## Problem requirements
Extract the complete listing and repeat it word for word.
— start Supplied data —
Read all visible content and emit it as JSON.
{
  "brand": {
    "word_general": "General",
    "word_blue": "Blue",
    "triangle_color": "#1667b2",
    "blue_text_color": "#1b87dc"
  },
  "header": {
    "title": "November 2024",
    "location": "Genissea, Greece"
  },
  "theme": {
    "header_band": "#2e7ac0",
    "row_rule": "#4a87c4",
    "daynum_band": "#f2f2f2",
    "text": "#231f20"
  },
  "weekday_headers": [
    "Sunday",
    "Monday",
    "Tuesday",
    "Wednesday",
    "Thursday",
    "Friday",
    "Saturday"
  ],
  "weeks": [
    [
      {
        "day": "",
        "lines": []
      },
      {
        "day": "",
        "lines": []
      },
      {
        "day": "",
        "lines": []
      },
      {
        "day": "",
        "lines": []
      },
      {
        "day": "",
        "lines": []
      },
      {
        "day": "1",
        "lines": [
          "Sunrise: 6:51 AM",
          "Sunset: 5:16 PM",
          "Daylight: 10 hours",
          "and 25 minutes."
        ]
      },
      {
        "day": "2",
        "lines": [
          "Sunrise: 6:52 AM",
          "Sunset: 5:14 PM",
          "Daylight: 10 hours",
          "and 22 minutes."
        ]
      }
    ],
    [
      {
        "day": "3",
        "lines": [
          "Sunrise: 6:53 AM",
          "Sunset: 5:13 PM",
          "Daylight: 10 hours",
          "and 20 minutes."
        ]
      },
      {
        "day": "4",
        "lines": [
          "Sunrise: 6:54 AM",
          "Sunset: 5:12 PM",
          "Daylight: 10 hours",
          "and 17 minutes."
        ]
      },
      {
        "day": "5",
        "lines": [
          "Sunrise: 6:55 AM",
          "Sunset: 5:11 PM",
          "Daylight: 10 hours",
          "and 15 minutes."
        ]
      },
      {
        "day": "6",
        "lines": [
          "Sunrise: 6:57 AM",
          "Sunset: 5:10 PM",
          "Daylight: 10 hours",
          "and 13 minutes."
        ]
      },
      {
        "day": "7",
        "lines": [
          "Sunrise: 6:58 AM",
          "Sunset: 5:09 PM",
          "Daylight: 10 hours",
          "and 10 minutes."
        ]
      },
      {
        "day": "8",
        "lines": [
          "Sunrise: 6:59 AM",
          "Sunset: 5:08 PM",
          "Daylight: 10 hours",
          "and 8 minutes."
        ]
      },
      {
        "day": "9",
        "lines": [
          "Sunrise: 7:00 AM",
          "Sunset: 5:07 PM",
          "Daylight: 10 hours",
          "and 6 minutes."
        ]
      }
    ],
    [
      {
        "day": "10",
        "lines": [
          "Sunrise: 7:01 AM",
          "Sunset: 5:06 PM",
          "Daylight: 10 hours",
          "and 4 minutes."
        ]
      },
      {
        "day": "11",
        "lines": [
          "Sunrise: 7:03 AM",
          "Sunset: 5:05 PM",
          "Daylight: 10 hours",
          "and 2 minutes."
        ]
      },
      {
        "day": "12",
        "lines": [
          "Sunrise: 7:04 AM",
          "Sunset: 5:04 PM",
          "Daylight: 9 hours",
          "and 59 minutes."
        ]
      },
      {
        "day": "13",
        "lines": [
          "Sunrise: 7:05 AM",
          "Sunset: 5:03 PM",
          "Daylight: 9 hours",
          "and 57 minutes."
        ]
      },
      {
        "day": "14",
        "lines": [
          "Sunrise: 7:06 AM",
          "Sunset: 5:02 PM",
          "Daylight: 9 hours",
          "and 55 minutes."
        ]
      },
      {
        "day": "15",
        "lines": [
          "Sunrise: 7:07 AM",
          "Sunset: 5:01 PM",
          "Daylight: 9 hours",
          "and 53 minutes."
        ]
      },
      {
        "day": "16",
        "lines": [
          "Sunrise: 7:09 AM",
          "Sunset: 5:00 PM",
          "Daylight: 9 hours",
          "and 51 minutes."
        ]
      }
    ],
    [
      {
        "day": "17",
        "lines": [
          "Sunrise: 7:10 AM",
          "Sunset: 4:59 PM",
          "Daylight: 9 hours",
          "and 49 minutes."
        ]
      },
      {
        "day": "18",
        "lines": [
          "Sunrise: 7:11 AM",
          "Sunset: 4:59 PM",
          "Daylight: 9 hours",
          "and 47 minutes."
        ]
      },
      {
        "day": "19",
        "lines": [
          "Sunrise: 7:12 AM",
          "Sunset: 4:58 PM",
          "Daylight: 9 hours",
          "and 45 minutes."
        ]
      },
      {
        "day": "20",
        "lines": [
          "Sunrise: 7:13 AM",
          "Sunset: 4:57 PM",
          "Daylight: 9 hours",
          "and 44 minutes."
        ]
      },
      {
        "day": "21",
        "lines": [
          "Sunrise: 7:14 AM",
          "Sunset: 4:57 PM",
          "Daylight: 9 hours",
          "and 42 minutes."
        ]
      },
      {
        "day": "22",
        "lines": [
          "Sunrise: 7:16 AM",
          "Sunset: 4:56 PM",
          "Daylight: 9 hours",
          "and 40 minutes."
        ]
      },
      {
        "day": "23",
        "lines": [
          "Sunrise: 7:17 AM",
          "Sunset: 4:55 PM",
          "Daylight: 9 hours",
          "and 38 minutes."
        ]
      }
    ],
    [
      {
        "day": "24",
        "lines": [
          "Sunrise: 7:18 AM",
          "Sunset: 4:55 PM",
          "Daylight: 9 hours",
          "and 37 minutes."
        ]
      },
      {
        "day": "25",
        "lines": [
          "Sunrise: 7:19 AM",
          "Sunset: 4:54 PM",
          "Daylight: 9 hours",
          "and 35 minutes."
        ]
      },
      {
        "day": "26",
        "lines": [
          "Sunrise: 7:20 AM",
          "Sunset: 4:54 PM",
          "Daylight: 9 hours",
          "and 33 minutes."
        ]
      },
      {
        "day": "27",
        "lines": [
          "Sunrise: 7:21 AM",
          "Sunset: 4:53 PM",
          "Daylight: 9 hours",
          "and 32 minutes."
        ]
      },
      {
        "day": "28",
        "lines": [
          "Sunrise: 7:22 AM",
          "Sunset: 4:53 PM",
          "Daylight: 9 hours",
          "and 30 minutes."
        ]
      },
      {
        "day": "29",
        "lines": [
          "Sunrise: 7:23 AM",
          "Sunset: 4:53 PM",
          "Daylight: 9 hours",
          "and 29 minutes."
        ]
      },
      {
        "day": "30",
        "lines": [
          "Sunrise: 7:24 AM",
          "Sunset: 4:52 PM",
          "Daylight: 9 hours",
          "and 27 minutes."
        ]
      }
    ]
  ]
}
— end Supplied data —
## Response
Read all visible content and emit it as JSON.
{
  "brand": {
    "word_general": "General",
    "word_blue": "Blue",
    "triangle_color": "#1667b2",
    "blue_text_color": "#1b87dc"
  },
  "header": {
    "title": "November 2024",
    "location": "Genissea, Greece"
  },
  "theme": {
    "header_band": "#2e7ac0",
    "row_rule": "#4a87c4",
    "daynum_band": "#f2f2f2",
    "text": "#231f20"
  },
  "weekday_headers": [
    "Sunday",
    "Monday",
    "Tuesday",
    "Wednesday",
    "Thursday",
    "Friday",
    "Saturday"
  ],
  "weeks": [
    [
      {
        "day": "",
        "lines": []
      },
      {
        "day": "",
        "lines": []
      },
      {
        "day": "",
        "lines": []
      },
      {
        "day": "",
        "lines": []
      },
      {
        "day": "",
        "lines": []
      },
      {
        "day": "1",
        "lines": [
          "Sunrise: 6:51 AM",
          "Sunset: 5:16 PM",
          "Daylight: 10 hours",
          "and 25 minutes."
        ]
      },
      {
        "day": "2",
        "lines": [
          "Sunrise: 6:52 AM",
          "Sunset: 5:14 PM",
          "Daylight: 10 hours",
          "and 22 minutes."
        ]
      }
    ],
    [
      {
        "day": "3",
        "lines": [
          "Sunrise: 6:53 AM",
          "Sunset: 5:13 PM",
          "Daylight: 10 hours",
          "and 20 minutes."
        ]
      },
      {
        "day": "4",
        "lines": [
          "Sunrise: 6:54 AM",
          "Sunset: 5:12 PM",
          "Daylight: 10 hours",
          "and 17 minutes."
        ]
      },
      {
        "day": "5",
        "lines": [
          "Sunrise: 6:55 AM",
          "Sunset: 5:11 PM",
          "Daylight: 10 hours",
          "and 15 minutes."
        ]
      },
      {
        "day": "6",
        "lines": [
          "Sunrise: 6:57 AM",
          "Sunset: 5:10 PM",
          "Daylight: 10 hours",
          "and 13 minutes."
        ]
      },
      {
        "day": "7",
        "lines": [
          "Sunrise: 6:58 AM",
          "Sunset: 5:09 PM",
          "Daylight: 10 hours",
          "and 10 minutes."
        ]
      },
      {
        "day": "8",
        "lines": [
          "Sunrise: 6:59 AM",
          "Sunset: 5:08 PM",
          "Daylight: 10 hours",
          "and 8 minutes."
        ]
      },
      {
        "day": "9",
        "lines": [
          "Sunrise: 7:00 AM",
          "Sunset: 5:07 PM",
          "Daylight: 10 hours",
          "and 6 minutes."
        ]
      }
    ],
    [
      {
        "day": "10",
        "lines": [
          "Sunrise: 7:01 AM",
          "Sunset: 5:06 PM",
          "Daylight: 10 hours",
          "and 4 minutes."
        ]
      },
      {
        "day": "11",
        "lines": [
          "Sunrise: 7:03 AM",
          "Sunset: 5:05 PM",
          "Daylight: 10 hours",
          "and 2 minutes."
        ]
      },
      {
        "day": "12",
        "lines": [
          "Sunrise: 7:04 AM",
          "Sunset: 5:04 PM",
          "Daylight: 9 hours",
          "and 59 minutes."
        ]
      },
      {
        "day": "13",
        "lines": [
          "Sunrise: 7:05 AM",
          "Sunset: 5:03 PM",
          "Daylight: 9 hours",
          "and 57 minutes."
        ]
      },
      {
        "day": "14",
        "lines": [
          "Sunrise: 7:06 AM",
          "Sunset: 5:02 PM",
          "Daylight: 9 hours",
          "and 55 minutes."
        ]
      },
      {
        "day": "15",
        "lines": [
          "Sunrise: 7:07 AM",
          "Sunset: 5:01 PM",
          "Daylight: 9 hours",
          "and 53 minutes."
        ]
      },
      {
        "day": "16",
        "lines": [
          "Sunrise: 7:09 AM",
          "Sunset: 5:00 PM",
          "Daylight: 9 hours",
          "and 51 minutes."
        ]
      }
    ],
    [
      {
        "day": "17",
        "lines": [
          "Sunrise: 7:10 AM",
          "Sunset: 4:59 PM",
          "Daylight: 9 hours",
          "and 49 minutes."
        ]
      },
      {
        "day": "18",
        "lines": [
          "Sunrise: 7:11 AM",
          "Sunset: 4:59 PM",
          "Daylight: 9 hours",
          "and 47 minutes."
        ]
      },
      {
        "day": "19",
        "lines": [
          "Sunrise: 7:12 AM",
          "Sunset: 4:58 PM",
          "Daylight: 9 hours",
          "and 45 minutes."
        ]
      },
      {
        "day": "20",
        "lines": [
          "Sunrise: 7:13 AM",
          "Sunset: 4:57 PM",
          "Daylight: 9 hours",
          "and 44 minutes."
        ]
      },
      {
        "day": "21",
        "lines": [
          "Sunrise: 7:14 AM",
          "Sunset: 4:57 PM",
          "Daylight: 9 hours",
          "and 42 minutes."
        ]
      },
      {
        "day": "22",
        "lines": [
          "Sunrise: 7:16 AM",
          "Sunset: 4:56 PM",
          "Daylight: 9 hours",
          "and 40 minutes."
        ]
      },
      {
        "day": "23",
        "lines": [
          "Sunrise: 7:17 AM",
          "Sunset: 4:55 PM",
          "Daylight: 9 hours",
          "and 38 minutes."
        ]
      }
    ],
    [
      {
        "day": "24",
        "lines": [
          "Sunrise: 7:18 AM",
          "Sunset: 4:55 PM",
          "Daylight: 9 hours",
          "and 37 minutes."
        ]
      },
      {
        "day": "25",
        "lines": [
          "Sunrise: 7:19 AM",
          "Sunset: 4:54 PM",
          "Daylight: 9 hours",
          "and 35 minutes."
        ]
      },
      {
        "day": "26",
        "lines": [
          "Sunrise: 7:20 AM",
          "Sunset: 4:54 PM",
          "Daylight: 9 hours",
          "and 33 minutes."
        ]
      },
      {
        "day": "27",
        "lines": [
          "Sunrise: 7:21 AM",
          "Sunset: 4:53 PM",
          "Daylight: 9 hours",
          "and 32 minutes."
        ]
      },
      {
        "day": "28",
        "lines": [
          "Sunrise: 7:22 AM",
          "Sunset: 4:53 PM",
          "Daylight: 9 hours",
          "and 30 minutes."
        ]
      },
      {
        "day": "29",
        "lines": [
          "Sunrise: 7:23 AM",
          "Sunset: 4:53 PM",
          "Daylight: 9 hours",
          "and 29 minutes."
        ]
      },
      {
        "day": "30",
        "lines": [
          "Sunrise: 7:24 AM",
          "Sunset: 4:52 PM",
          "Daylight: 9 hours",
          "and 27 minutes."
        ]
      }
    ]
  ]
}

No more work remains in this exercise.